## What is being asked
Exclude the pictures, then quote exactly the lines from the one holding "Parse this screenshot: output" through the last line of the records.

## Data provided
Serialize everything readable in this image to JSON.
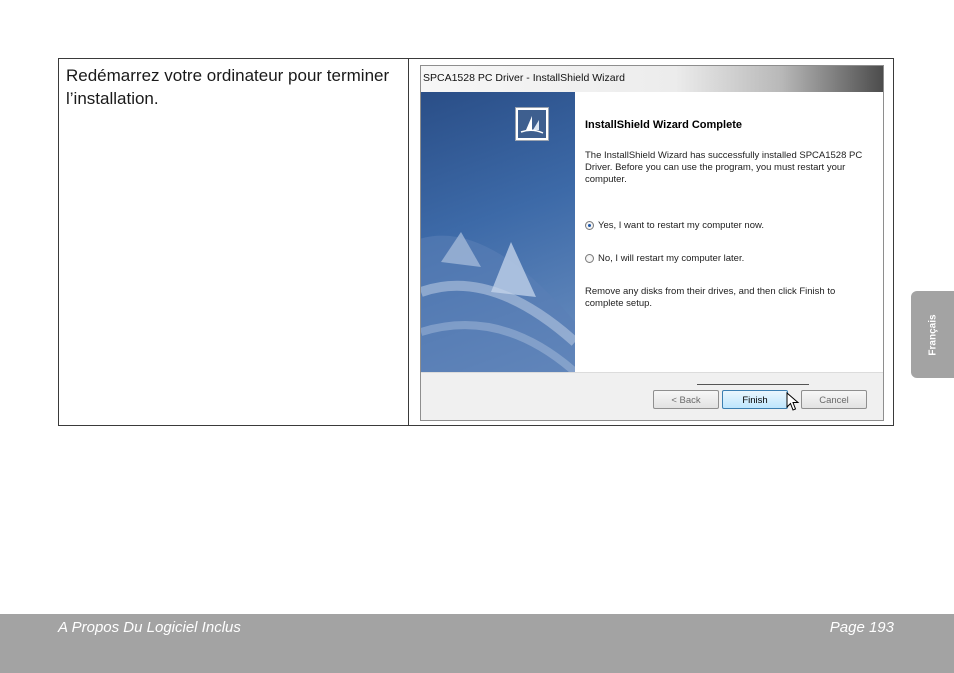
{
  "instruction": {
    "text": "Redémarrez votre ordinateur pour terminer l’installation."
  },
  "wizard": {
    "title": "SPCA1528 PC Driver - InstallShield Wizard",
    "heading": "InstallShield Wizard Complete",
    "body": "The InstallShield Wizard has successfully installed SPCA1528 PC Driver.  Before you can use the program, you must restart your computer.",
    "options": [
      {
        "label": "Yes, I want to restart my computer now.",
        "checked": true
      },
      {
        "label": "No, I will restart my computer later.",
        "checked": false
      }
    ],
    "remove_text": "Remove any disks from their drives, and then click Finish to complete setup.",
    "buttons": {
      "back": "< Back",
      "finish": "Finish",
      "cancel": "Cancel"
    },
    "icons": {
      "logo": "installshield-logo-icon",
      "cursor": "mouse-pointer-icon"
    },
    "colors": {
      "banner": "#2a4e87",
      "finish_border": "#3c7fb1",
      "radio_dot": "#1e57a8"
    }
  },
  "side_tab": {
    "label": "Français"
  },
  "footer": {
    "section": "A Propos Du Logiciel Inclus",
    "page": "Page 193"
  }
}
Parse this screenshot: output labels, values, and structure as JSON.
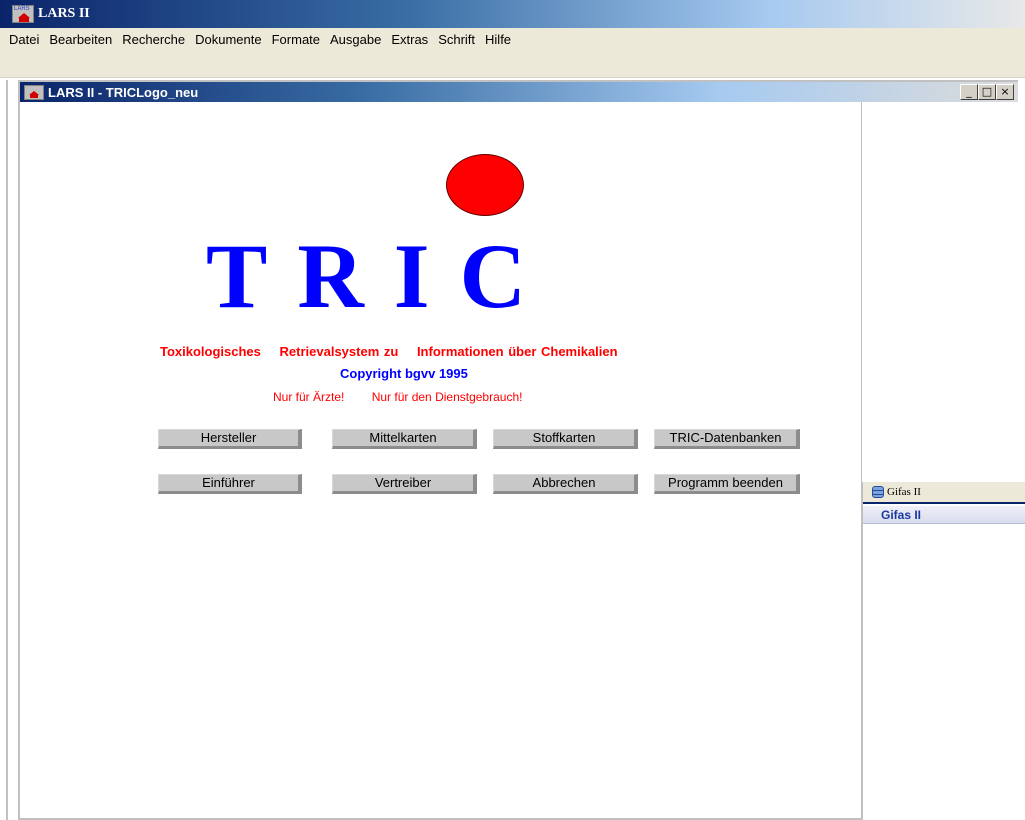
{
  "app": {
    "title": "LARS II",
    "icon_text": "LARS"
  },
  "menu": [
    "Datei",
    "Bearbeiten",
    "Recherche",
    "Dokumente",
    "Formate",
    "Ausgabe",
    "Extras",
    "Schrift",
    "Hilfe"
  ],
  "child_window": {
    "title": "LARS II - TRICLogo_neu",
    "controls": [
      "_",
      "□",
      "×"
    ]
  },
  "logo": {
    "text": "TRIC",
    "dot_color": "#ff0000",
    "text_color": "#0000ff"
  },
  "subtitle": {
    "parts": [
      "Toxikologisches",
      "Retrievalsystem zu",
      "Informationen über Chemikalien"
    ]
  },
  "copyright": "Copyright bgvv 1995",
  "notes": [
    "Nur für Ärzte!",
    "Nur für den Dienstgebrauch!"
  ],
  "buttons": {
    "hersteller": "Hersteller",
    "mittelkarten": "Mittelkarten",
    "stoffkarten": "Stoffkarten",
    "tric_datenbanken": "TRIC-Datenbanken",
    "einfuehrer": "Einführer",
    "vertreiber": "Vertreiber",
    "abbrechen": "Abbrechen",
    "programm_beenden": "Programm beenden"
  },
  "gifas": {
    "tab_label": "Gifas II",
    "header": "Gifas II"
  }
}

## Exercise output
Parse this screenshot: output labels, values, and structure as JSON.
{
  "app": {
    "title": "LARS II",
    "icon_text": "LARS"
  },
  "menu": [
    "Datei",
    "Bearbeiten",
    "Recherche",
    "Dokumente",
    "Formate",
    "Ausgabe",
    "Extras",
    "Schrift",
    "Hilfe"
  ],
  "child_window": {
    "title": "LARS II - TRICLogo_neu",
    "controls": [
      "_",
      "□",
      "×"
    ]
  },
  "logo": {
    "text": "TRIC",
    "dot_color": "#ff0000",
    "text_color": "#0000ff"
  },
  "subtitle": {
    "parts": [
      "Toxikologisches",
      "Retrievalsystem zu",
      "Informationen über Chemikalien"
    ]
  },
  "copyright": "Copyright bgvv 1995",
  "notes": [
    "Nur für Ärzte!",
    "Nur für den Dienstgebrauch!"
  ],
  "buttons": {
    "hersteller": "Hersteller",
    "mittelkarten": "Mittelkarten",
    "stoffkarten": "Stoffkarten",
    "tric_datenbanken": "TRIC-Datenbanken",
    "einfuehrer": "Einführer",
    "vertreiber": "Vertreiber",
    "abbrechen": "Abbrechen",
    "programm_beenden": "Programm beenden"
  },
  "gifas": {
    "tab_label": "Gifas II",
    "header": "Gifas II"
  }
}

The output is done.